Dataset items
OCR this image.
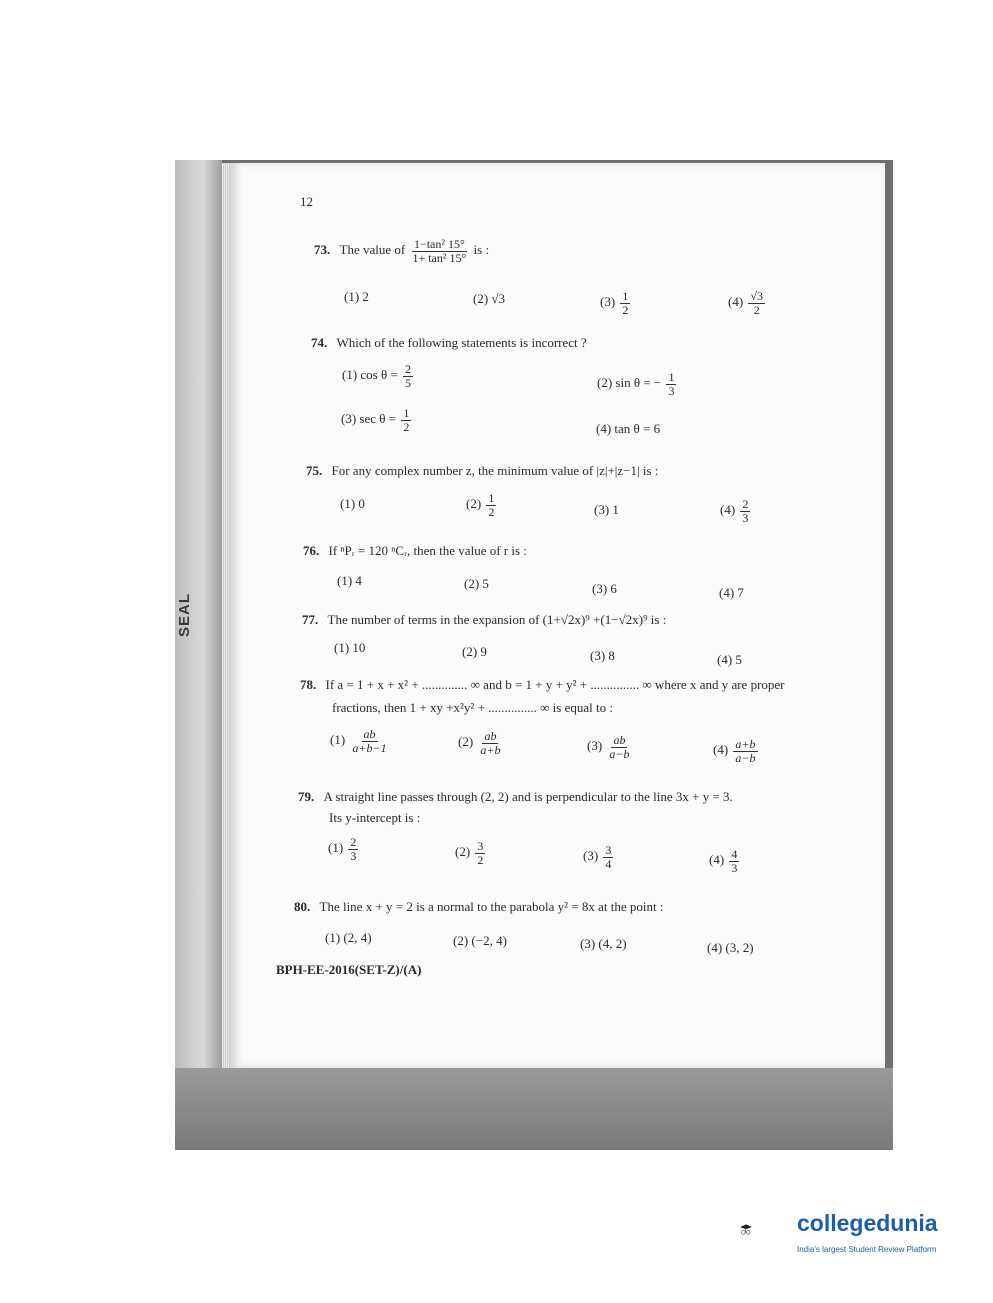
SEAL
12
73. The value of $\frac{\text{1−tan² 15°}}{\text{1+ tan² 15°}}$ is :
(1) 2	(2) √3	$(3) \frac{1}{2}$	$(4) \frac{√3}{2}$
74. Which of the following statements is incorrect ?
(1) $\cos \theta = \frac{2}{5}$	(2) sin θ = − $\frac{1}{3}$
(3) $\sec \theta = \frac{1}{2}$	(4) tan θ = 6
75. For any complex number z, the minimum value of |z|+|z−1| is :
(1) 0	$(2) \frac{1}{2}$	(3) 1	$(4) \frac{2}{3}$
76. If ⁿPᵣ = 120 ⁿCᵣ, then the value of r is :
(1) 4	(2) 5	(3) 6	(4) 7
77. The number of terms in the expansion of (1+√2x)⁹ +(1−√2x)⁹ is :
(1) 10	(2) 9	(3) 8	(4) 5
78. If a = 1 + x + x² + .............. ∞ and b = 1 + y + y² + ............... ∞ where x and y are proper
fractions, then 1 + xy +x²y² + ............... ∞ is equal to :
$(1) \frac{ab}{a+b-1}$	$(2) \frac{ab}{a+b}$	$(3) \frac{ab}{a-b}$	$(4) \frac{a+b}{a-b}$
79. A straight line passes through (2, 2) and is perpendicular to the line 3x + y = 3.
Its y-intercept is :
$(1) \frac{2}{3}$	$(2) \frac{3}{2}$	$(3) \frac{3}{4}$	$(4) \frac{4}{3}$
80. The line x + y = 2 is a normal to the parabola y² = 8x at the point :
(1) (2, 4)	(2) (−2, 4)	(3) (4, 2)	(4) (3, 2)
BPH-EE-2016(SET-Z)/(A)
collegedunia
India's largest Student Review Platform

→ **SHORT PROBLEM**
Your task is to set down the records shown above exactly, minus any pictures.

→ **WRITTEN SOLUTION**
OCR this image.
SEAL
12
73. The value of $\frac{\text{1−tan² 15°}}{\text{1+ tan² 15°}}$ is :
(1) 2	(2) √3	$(3) \frac{1}{2}$	$(4) \frac{√3}{2}$
74. Which of the following statements is incorrect ?
(1) $\cos \theta = \frac{2}{5}$	(2) sin θ = − $\frac{1}{3}$
(3) $\sec \theta = \frac{1}{2}$	(4) tan θ = 6
75. For any complex number z, the minimum value of |z|+|z−1| is :
(1) 0	$(2) \frac{1}{2}$	(3) 1	$(4) \frac{2}{3}$
76. If ⁿPᵣ = 120 ⁿCᵣ, then the value of r is :
(1) 4	(2) 5	(3) 6	(4) 7
77. The number of terms in the expansion of (1+√2x)⁹ +(1−√2x)⁹ is :
(1) 10	(2) 9	(3) 8	(4) 5
78. If a = 1 + x + x² + .............. ∞ and b = 1 + y + y² + ............... ∞ where x and y are proper
fractions, then 1 + xy +x²y² + ............... ∞ is equal to :
$(1) \frac{ab}{a+b-1}$	$(2) \frac{ab}{a+b}$	$(3) \frac{ab}{a-b}$	$(4) \frac{a+b}{a-b}$
79. A straight line passes through (2, 2) and is perpendicular to the line 3x + y = 3.
Its y-intercept is :
$(1) \frac{2}{3}$	$(2) \frac{3}{2}$	$(3) \frac{3}{4}$	$(4) \frac{4}{3}$
80. The line x + y = 2 is a normal to the parabola y² = 8x at the point :
(1) (2, 4)	(2) (−2, 4)	(3) (4, 2)	(4) (3, 2)
BPH-EE-2016(SET-Z)/(A)
collegedunia
India's largest Student Review Platform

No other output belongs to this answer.